BRIEF => Set all the material down again unchanged, without the pictures.

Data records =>
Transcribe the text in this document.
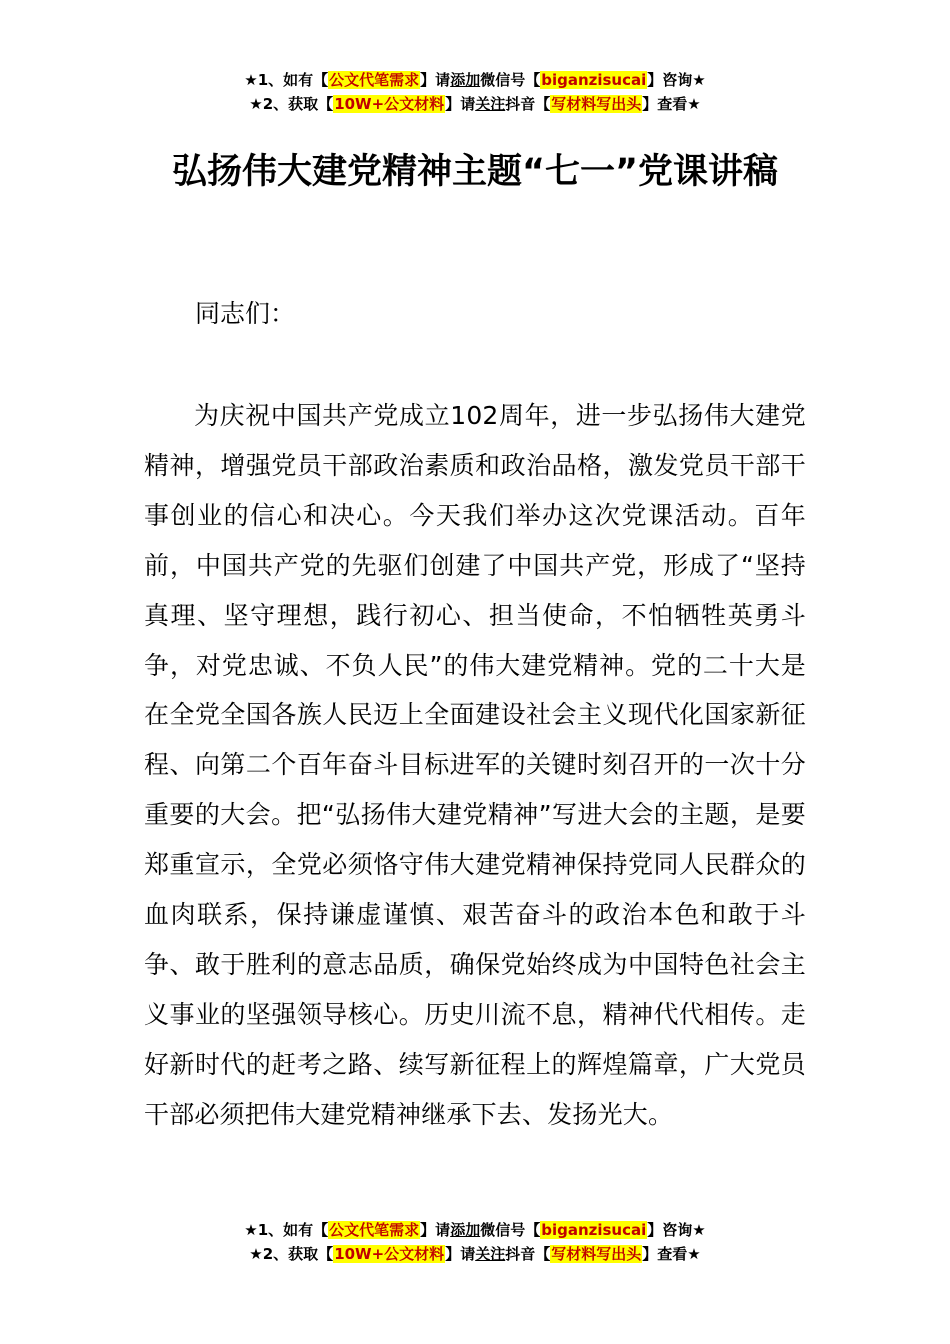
★1、如有【公文代笔需求】请添加微信号【biganzisucai】咨询★
★2、获取【10W+公文材料】请关注抖音【写材料写出头】查看★
弘扬伟大建党精神主题“七一”党课讲稿
同志们：

为庆祝中国共产党成立102周年，进一步弘扬伟大建党精神，增强党员干部政治素质和政治品格，激发党员干部干事创业的信心和决心。今天我们举办这次党课活动。百年前，中国共产党的先驱们创建了中国共产党，形成了“坚持真理、坚守理想，践行初心、担当使命，不怕牺牲英勇斗争，对党忠诚、不负人民”的伟大建党精神。党的二十大是在全党全国各族人民迈上全面建设社会主义现代化国家新征程、向第二个百年奋斗目标进军的关键时刻召开的一次十分重要的大会。把“弘扬伟大建党精神”写进大会的主题，是要郑重宣示，全党必须恪守伟大建党精神保持党同人民群众的血肉联系，保持谦虚谨慎、艰苦奋斗的政治本色和敢于斗争、敢于胜利的意志品质，确保党始终成为中国特色社会主义事业的坚强领导核心。历史川流不息，精神代代相传。走好新时代的赶考之路、续写新征程上的辉煌篇章，广大党员干部必须把伟大建党精神继承下去、发扬光大。

★1、如有【公文代笔需求】请添加微信号【biganzisucai】咨询★
★2、获取【10W+公文材料】请关注抖音【写材料写出头】查看★
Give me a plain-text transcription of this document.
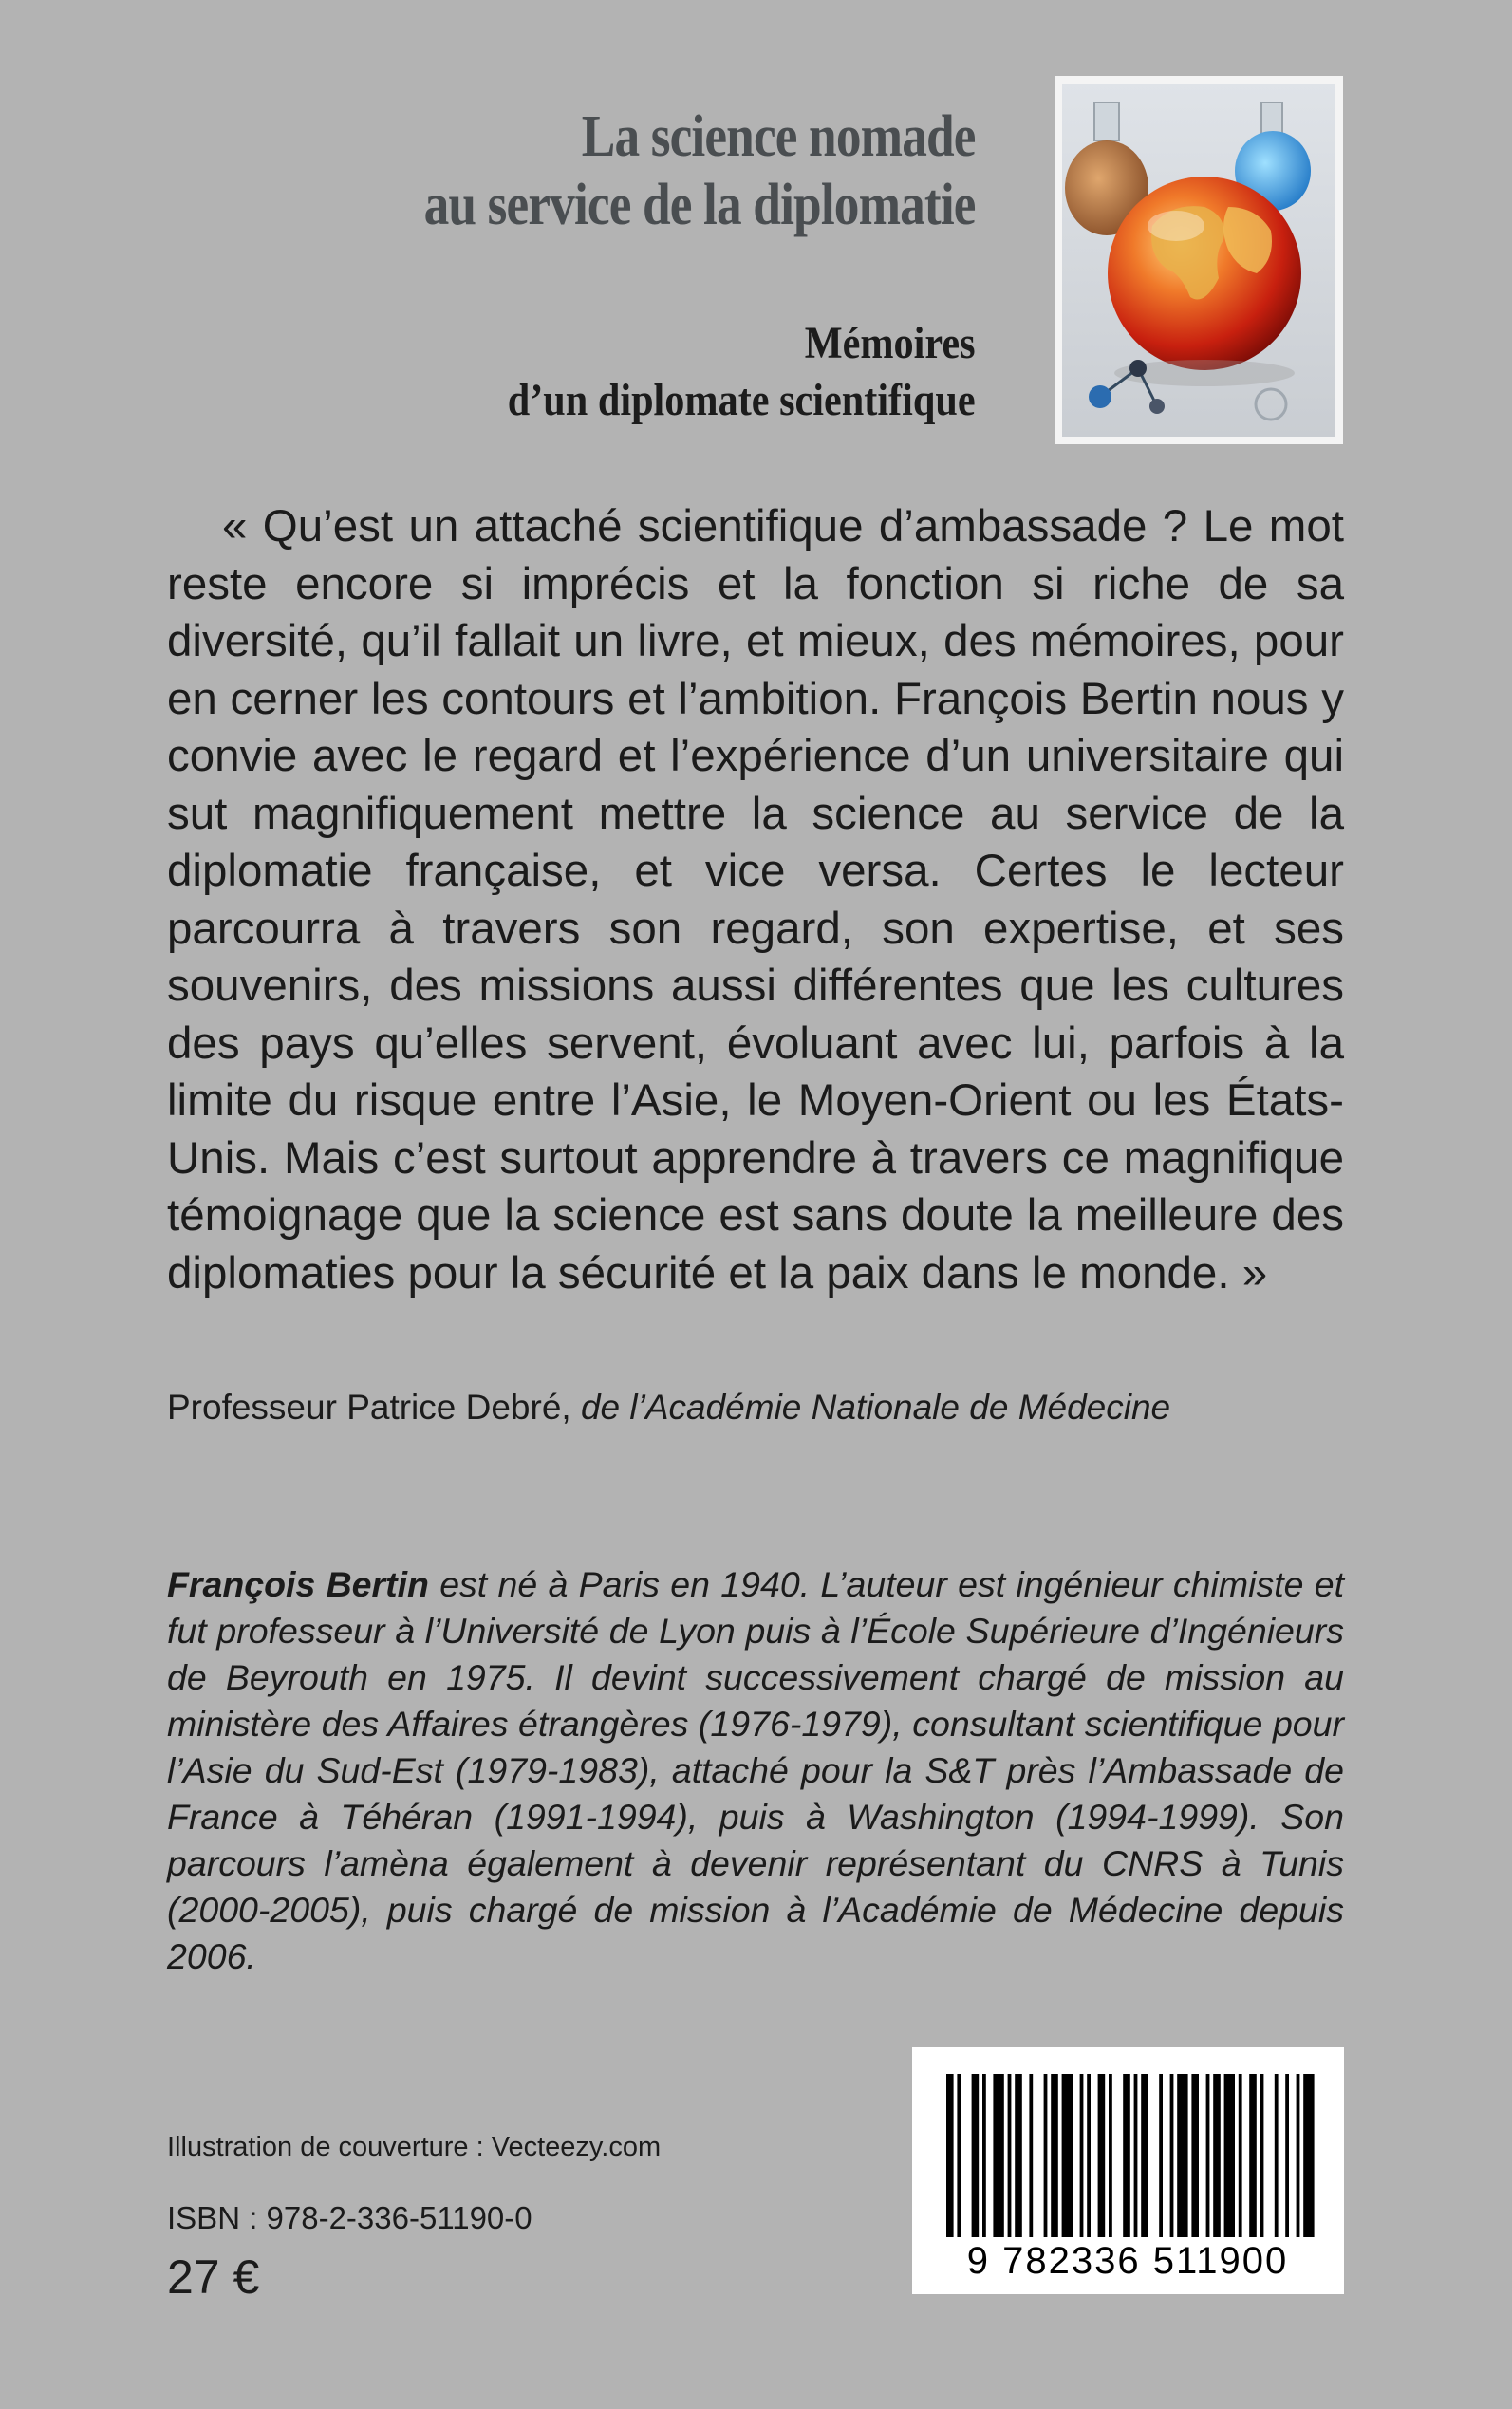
La science nomade
au service de la diplomatie
Mémoires
d’un diplomate scientifique

« Qu’est un attaché scientifique d’ambassade ? Le mot reste encore si imprécis et la fonction si riche de sa diversité, qu’il fallait un livre, et mieux, des mémoires, pour en cerner les contours et l’ambition. François Bertin nous y convie avec le regard et l’expérience d’un universitaire qui sut magnifiquement mettre la science au service de la diplomatie française, et vice versa. Certes le lecteur parcourra à travers son regard, son expertise, et ses souvenirs, des missions aussi différentes que les cultures des pays qu’elles servent, évoluant avec lui, parfois à la limite du risque entre l’Asie, le Moyen-Orient ou les États-Unis. Mais c’est surtout apprendre à travers ce magnifique témoignage que la science est sans doute la meilleure des diplomaties pour la sécurité et la paix dans le monde. »

Professeur Patrice Debré, de l’Académie Nationale de Médecine

François Bertin est né à Paris en 1940. L’auteur est ingénieur chimiste et fut professeur à l’Université de Lyon puis à l’École Supérieure d’Ingénieurs de Beyrouth en 1975. Il devint successivement chargé de mission au ministère des Affaires étrangères (1976-1979), consultant scientifique pour l’Asie du Sud-Est (1979-1983), attaché pour la S&T près l’Ambassade de France à Téhéran (1991-1994), puis à Washington (1994-1999). Son parcours l’amèna également à devenir représentant du CNRS à Tunis (2000-2005), puis chargé de mission à l’Académie de Médecine depuis 2006.

Illustration de couverture : Vecteezy.com
ISBN : 978-2-336-51190-0
27 €	9 782336 511900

WORKED ANSWER =>
Transcribe the text in this document.
★1、如有【公文代笔需求】请添加微信号【biganzisucai】咨询★
★2、获取【10W+公文材料】请关注抖音【写材料写出头】查看★
弘扬伟大建党精神主题“七一”党课讲稿
同志们：

为庆祝中国共产党成立102周年，进一步弘扬伟大建党精神，增强党员干部政治素质和政治品格，激发党员干部干事创业的信心和决心。今天我们举办这次党课活动。百年前，中国共产党的先驱们创建了中国共产党，形成了“坚持真理、坚守理想，践行初心、担当使命，不怕牺牲英勇斗争，对党忠诚、不负人民”的伟大建党精神。党的二十大是在全党全国各族人民迈上全面建设社会主义现代化国家新征程、向第二个百年奋斗目标进军的关键时刻召开的一次十分重要的大会。把“弘扬伟大建党精神”写进大会的主题，是要郑重宣示，全党必须恪守伟大建党精神保持党同人民群众的血肉联系，保持谦虚谨慎、艰苦奋斗的政治本色和敢于斗争、敢于胜利的意志品质，确保党始终成为中国特色社会主义事业的坚强领导核心。历史川流不息，精神代代相传。走好新时代的赶考之路、续写新征程上的辉煌篇章，广大党员干部必须把伟大建党精神继承下去、发扬光大。

★1、如有【公文代笔需求】请添加微信号【biganzisucai】咨询★
★2、获取【10W+公文材料】请关注抖音【写材料写出头】查看★
Give me a plain-text transcription of this document.
La science nomade
au service de la diplomatie
Mémoires
d’un diplomate scientifique

« Qu’est un attaché scientifique d’ambassade ? Le mot reste encore si imprécis et la fonction si riche de sa diversité, qu’il fallait un livre, et mieux, des mémoires, pour en cerner les contours et l’ambition. François Bertin nous y convie avec le regard et l’expérience d’un universitaire qui sut magnifiquement mettre la science au service de la diplomatie française, et vice versa. Certes le lecteur parcourra à travers son regard, son expertise, et ses souvenirs, des missions aussi différentes que les cultures des pays qu’elles servent, évoluant avec lui, parfois à la limite du risque entre l’Asie, le Moyen-Orient ou les États-Unis. Mais c’est surtout apprendre à travers ce magnifique témoignage que la science est sans doute la meilleure des diplomaties pour la sécurité et la paix dans le monde. »

Professeur Patrice Debré, de l’Académie Nationale de Médecine

François Bertin est né à Paris en 1940. L’auteur est ingénieur chimiste et fut professeur à l’Université de Lyon puis à l’École Supérieure d’Ingénieurs de Beyrouth en 1975. Il devint successivement chargé de mission au ministère des Affaires étrangères (1976-1979), consultant scientifique pour l’Asie du Sud-Est (1979-1983), attaché pour la S&T près l’Ambassade de France à Téhéran (1991-1994), puis à Washington (1994-1999). Son parcours l’amèna également à devenir représentant du CNRS à Tunis (2000-2005), puis chargé de mission à l’Académie de Médecine depuis 2006.

Illustration de couverture : Vecteezy.com
ISBN : 978-2-336-51190-0
27 €	9 782336 511900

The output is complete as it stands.